> _Directions for this task_: Lines that hold the word "등록하세요" should be located and copied.

Begin

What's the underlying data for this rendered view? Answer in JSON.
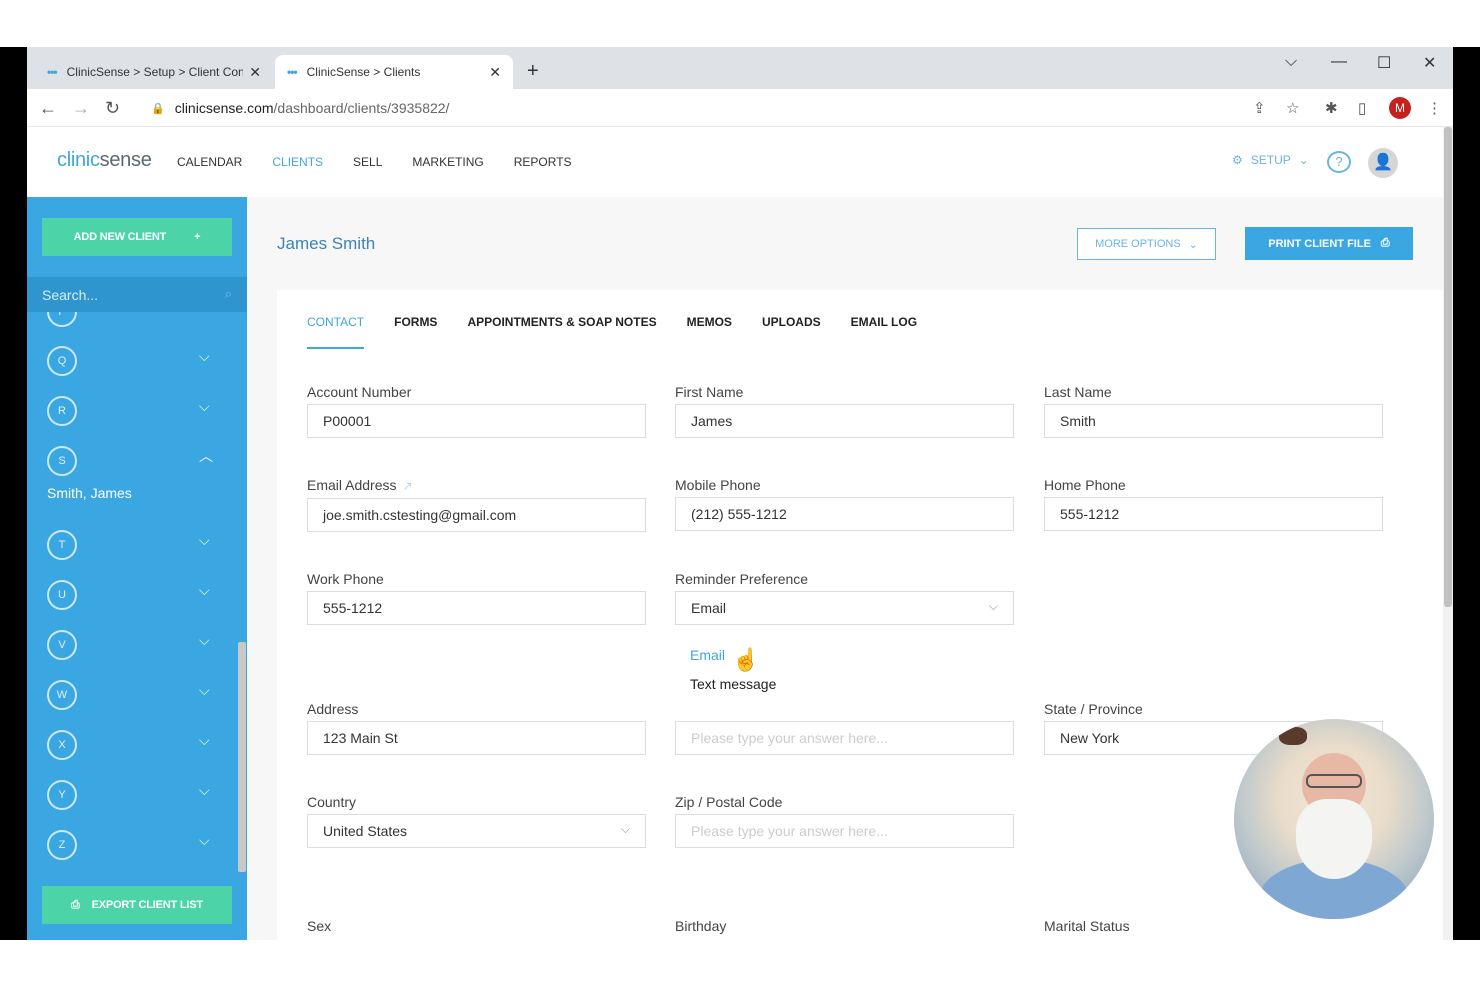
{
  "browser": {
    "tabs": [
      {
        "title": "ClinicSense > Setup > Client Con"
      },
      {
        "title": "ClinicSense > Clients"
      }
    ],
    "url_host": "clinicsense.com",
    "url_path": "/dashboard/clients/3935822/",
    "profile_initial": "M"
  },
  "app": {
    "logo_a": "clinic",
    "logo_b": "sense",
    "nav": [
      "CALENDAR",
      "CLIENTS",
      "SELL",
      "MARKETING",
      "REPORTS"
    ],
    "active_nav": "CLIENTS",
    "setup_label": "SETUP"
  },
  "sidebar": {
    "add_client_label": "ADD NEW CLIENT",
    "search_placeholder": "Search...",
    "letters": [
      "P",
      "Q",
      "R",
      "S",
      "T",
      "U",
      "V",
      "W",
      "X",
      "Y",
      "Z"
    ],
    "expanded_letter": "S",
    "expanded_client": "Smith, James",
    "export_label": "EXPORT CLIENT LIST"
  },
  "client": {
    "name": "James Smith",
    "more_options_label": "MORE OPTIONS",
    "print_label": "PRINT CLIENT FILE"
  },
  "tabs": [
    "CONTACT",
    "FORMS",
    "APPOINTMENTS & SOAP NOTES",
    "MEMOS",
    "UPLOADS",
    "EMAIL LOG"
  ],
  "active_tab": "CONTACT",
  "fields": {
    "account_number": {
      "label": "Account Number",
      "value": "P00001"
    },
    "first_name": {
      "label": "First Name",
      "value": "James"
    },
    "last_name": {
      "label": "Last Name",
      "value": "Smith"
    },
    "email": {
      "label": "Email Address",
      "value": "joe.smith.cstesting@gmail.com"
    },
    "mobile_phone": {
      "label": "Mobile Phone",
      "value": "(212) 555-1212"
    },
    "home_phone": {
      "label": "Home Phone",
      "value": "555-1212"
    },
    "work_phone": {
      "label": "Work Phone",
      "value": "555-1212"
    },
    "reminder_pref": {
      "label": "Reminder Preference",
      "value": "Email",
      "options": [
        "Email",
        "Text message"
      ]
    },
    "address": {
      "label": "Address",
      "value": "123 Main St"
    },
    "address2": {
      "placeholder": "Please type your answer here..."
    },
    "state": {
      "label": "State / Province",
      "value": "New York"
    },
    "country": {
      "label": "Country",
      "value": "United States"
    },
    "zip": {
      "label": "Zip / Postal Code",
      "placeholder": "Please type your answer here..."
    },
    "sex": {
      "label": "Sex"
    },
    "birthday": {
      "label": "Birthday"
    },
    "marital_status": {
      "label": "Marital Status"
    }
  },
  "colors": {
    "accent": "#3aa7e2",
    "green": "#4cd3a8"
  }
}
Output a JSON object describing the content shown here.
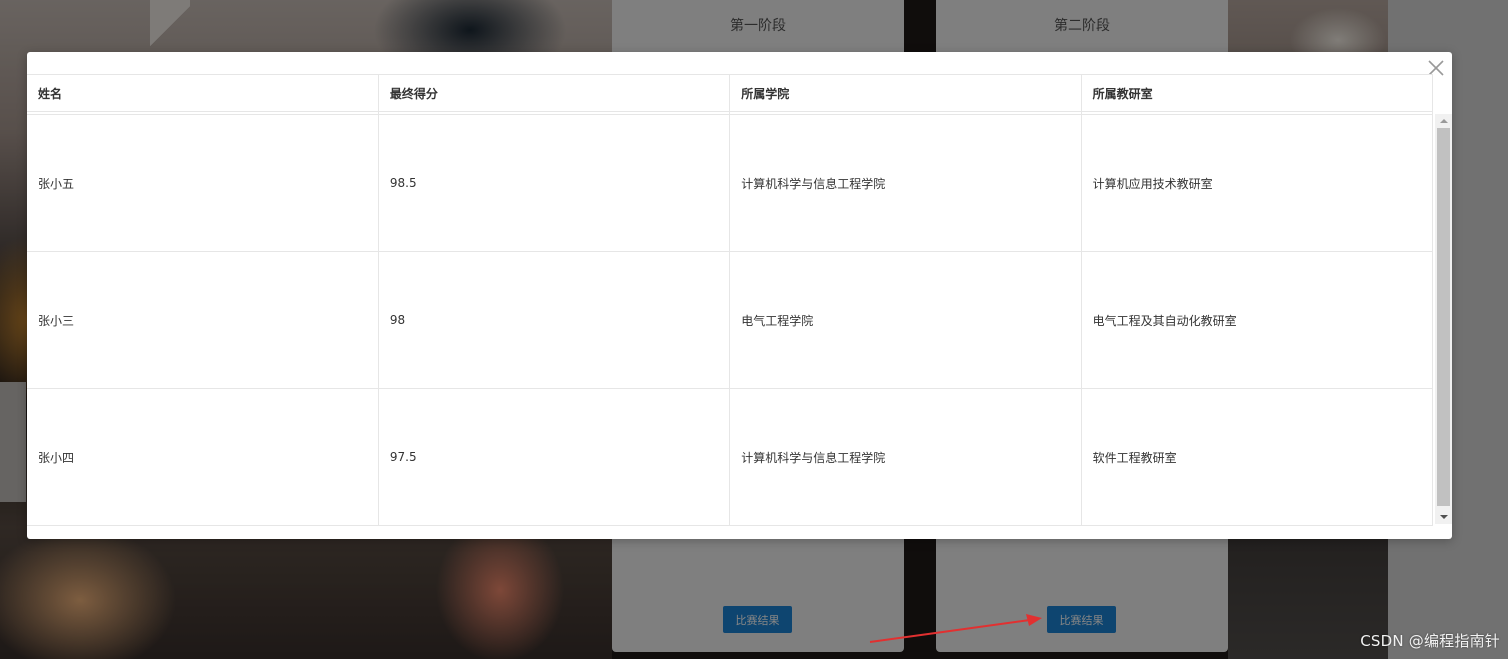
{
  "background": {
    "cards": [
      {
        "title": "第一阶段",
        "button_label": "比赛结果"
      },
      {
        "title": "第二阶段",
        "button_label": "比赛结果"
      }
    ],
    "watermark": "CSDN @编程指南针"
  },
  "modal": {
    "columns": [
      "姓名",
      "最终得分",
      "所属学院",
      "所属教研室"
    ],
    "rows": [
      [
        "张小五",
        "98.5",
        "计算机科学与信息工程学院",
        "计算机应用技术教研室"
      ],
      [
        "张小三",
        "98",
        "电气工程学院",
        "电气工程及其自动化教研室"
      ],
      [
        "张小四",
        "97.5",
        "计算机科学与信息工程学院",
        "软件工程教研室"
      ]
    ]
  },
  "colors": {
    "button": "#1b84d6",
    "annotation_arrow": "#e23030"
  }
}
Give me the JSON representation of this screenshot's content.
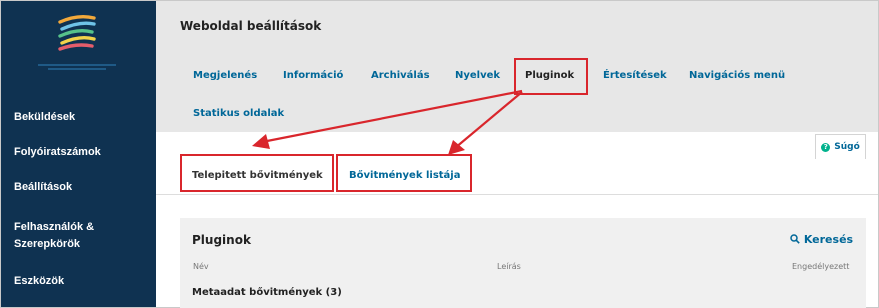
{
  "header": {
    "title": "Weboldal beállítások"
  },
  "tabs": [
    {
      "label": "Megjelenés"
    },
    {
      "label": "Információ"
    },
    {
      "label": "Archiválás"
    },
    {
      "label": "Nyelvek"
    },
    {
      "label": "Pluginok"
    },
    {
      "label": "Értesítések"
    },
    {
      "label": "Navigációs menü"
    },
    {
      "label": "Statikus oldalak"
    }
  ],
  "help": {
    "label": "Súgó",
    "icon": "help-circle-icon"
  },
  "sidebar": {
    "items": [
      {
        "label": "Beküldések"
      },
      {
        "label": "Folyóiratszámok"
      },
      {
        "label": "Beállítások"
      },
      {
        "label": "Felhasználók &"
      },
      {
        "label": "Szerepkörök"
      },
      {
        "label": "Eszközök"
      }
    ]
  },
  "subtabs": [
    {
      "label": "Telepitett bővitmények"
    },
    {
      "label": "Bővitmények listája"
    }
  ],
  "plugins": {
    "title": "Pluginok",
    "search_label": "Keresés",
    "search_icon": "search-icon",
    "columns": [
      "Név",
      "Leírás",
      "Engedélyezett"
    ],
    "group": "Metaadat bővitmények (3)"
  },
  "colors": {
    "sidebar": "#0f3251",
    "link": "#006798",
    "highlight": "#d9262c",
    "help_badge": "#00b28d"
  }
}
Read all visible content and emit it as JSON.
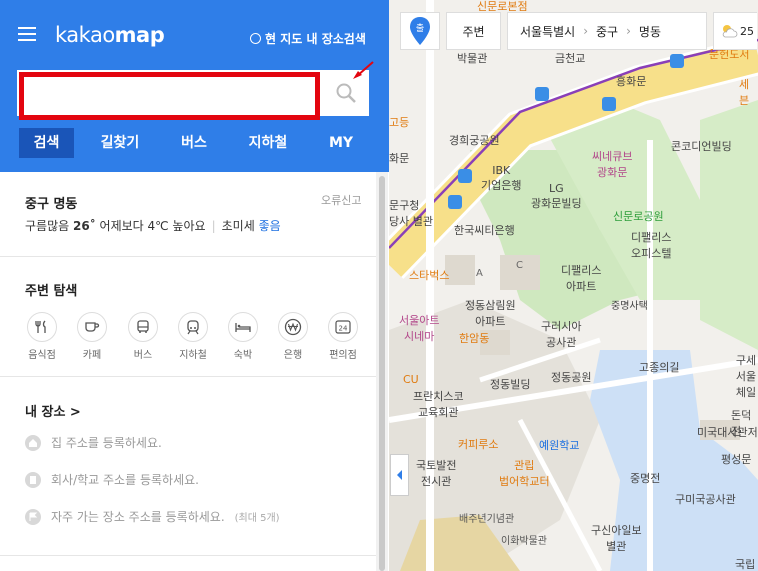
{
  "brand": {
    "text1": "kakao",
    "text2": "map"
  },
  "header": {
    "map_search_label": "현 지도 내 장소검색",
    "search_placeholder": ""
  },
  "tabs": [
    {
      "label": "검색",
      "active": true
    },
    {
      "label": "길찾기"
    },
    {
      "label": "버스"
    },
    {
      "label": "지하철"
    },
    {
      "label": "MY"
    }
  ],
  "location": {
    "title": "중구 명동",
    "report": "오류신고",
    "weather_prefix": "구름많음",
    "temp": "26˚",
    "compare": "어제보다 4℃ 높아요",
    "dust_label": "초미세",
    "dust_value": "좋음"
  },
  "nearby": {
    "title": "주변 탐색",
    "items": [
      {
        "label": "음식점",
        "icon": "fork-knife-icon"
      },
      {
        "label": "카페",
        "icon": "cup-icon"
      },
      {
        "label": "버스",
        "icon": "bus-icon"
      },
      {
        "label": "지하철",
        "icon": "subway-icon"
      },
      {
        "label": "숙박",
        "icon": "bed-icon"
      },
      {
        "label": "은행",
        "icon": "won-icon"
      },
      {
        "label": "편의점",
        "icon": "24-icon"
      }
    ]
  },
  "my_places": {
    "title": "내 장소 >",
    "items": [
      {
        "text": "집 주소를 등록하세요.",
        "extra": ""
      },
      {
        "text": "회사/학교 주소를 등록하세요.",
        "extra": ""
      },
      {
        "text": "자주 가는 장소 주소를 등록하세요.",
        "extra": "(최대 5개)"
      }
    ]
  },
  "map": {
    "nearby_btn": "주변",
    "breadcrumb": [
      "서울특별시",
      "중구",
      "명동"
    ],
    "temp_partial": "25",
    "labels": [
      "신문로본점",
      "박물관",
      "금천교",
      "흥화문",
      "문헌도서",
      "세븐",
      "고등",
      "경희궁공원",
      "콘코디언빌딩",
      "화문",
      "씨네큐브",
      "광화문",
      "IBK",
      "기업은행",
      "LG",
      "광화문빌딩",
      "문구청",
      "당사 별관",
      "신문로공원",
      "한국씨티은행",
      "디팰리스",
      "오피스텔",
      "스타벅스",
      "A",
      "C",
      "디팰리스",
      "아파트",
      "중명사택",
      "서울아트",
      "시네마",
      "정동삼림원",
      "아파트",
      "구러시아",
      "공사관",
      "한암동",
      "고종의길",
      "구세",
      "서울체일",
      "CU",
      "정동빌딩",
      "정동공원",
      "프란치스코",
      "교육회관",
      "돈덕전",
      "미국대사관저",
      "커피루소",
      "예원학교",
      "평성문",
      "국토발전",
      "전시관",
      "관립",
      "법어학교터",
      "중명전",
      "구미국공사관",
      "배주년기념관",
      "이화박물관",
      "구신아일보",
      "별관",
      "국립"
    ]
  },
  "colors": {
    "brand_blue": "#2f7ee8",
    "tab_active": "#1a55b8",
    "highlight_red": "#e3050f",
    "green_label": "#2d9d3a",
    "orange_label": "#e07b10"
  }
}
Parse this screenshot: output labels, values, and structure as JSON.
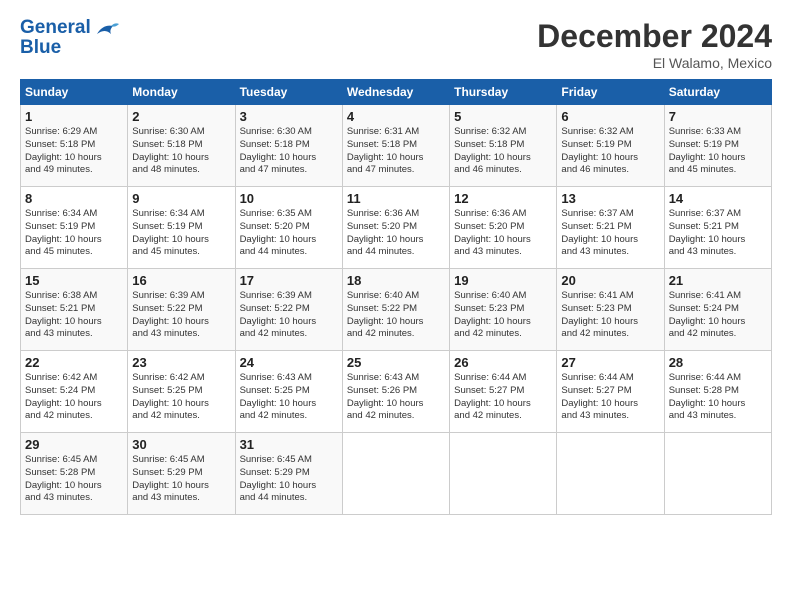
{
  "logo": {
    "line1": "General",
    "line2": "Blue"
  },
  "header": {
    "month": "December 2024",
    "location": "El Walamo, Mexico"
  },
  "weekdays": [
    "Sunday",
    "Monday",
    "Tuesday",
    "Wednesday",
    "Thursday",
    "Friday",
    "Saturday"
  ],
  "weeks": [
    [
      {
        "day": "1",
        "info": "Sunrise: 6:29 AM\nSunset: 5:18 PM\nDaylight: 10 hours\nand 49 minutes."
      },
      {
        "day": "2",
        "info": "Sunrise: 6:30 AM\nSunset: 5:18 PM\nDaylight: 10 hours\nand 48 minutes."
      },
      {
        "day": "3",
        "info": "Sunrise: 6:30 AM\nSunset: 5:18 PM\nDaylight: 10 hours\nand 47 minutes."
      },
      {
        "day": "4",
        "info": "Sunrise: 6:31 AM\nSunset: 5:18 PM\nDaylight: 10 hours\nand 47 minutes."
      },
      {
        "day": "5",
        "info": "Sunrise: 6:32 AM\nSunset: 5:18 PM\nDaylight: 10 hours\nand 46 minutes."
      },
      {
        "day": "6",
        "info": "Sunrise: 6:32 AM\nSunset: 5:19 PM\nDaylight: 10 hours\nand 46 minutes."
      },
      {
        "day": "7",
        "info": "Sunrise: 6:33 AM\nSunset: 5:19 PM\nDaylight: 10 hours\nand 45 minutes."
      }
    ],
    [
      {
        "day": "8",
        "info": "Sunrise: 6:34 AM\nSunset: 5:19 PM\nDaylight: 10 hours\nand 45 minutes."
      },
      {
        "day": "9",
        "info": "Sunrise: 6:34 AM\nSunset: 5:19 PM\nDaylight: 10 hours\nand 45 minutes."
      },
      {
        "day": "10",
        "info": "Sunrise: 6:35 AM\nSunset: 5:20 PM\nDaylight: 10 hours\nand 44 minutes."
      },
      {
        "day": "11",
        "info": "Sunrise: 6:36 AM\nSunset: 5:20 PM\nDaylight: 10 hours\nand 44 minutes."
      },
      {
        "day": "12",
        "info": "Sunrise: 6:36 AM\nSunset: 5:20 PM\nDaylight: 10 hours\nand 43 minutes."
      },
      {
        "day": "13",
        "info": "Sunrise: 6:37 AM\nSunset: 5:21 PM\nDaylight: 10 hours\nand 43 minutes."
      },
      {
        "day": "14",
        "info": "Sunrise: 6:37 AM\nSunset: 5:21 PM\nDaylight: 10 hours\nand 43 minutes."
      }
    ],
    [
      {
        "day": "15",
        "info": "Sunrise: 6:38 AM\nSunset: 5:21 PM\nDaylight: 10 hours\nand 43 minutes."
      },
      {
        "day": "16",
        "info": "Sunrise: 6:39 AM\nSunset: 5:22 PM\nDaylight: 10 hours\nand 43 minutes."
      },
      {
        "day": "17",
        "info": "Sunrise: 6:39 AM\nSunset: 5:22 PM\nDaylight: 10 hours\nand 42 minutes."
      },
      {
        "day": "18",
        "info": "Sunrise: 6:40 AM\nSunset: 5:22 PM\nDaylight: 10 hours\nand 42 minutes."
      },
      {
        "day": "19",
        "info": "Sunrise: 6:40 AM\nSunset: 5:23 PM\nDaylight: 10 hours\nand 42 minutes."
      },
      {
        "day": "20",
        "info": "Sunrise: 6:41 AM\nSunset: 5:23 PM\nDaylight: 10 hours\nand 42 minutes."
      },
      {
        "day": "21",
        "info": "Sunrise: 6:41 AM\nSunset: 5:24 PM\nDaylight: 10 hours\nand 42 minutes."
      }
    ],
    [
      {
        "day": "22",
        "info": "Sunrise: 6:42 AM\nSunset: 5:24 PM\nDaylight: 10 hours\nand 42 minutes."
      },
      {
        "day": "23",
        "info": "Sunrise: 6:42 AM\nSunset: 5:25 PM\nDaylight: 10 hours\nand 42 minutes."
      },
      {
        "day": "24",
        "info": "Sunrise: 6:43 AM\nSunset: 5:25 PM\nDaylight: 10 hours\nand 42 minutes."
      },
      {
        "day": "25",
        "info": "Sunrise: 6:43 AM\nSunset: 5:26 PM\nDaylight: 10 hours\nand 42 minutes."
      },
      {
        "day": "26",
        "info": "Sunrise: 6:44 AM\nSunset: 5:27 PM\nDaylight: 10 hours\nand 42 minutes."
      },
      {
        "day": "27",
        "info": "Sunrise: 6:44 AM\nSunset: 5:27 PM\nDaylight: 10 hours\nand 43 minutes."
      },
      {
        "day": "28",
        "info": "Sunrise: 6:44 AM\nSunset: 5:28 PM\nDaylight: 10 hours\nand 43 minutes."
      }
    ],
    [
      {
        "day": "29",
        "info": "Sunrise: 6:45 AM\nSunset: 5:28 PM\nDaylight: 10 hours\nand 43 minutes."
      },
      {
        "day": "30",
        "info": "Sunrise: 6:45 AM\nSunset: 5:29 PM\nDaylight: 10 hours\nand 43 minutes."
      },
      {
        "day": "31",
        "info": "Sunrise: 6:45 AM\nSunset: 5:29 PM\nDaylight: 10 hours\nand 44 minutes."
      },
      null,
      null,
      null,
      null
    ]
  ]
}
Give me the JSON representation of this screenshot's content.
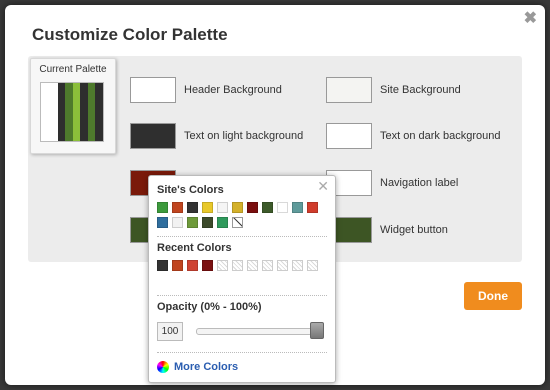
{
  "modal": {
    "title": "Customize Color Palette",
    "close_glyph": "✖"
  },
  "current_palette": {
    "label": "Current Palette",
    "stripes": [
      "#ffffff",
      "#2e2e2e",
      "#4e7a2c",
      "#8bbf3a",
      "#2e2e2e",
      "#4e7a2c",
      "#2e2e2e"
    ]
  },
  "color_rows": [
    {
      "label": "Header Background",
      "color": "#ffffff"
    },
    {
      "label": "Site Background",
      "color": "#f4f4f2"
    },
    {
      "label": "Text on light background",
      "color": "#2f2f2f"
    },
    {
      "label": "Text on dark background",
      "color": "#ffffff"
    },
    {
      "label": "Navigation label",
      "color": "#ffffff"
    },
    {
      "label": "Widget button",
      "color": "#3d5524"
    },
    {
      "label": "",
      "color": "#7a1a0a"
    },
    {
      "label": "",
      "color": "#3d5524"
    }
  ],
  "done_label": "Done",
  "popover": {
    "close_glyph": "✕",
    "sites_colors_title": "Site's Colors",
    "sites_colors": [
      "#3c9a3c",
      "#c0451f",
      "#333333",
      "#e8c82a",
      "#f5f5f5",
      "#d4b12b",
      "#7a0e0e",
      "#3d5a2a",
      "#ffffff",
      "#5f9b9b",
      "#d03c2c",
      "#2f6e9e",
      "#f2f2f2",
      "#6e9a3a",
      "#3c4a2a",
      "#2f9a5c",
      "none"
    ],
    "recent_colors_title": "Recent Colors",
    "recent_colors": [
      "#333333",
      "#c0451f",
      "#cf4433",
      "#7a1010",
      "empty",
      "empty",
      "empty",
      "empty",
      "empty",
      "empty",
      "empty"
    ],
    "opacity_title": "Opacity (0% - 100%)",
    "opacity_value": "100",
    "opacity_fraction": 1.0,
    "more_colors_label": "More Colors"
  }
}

End

> _Solved problem_:
        "text": "집 주소를 등록하세요.",
        "text": "회사/학교 주소를 등록하세요.",
        "text": "자주 가는 장소 주소를 등록하세요.",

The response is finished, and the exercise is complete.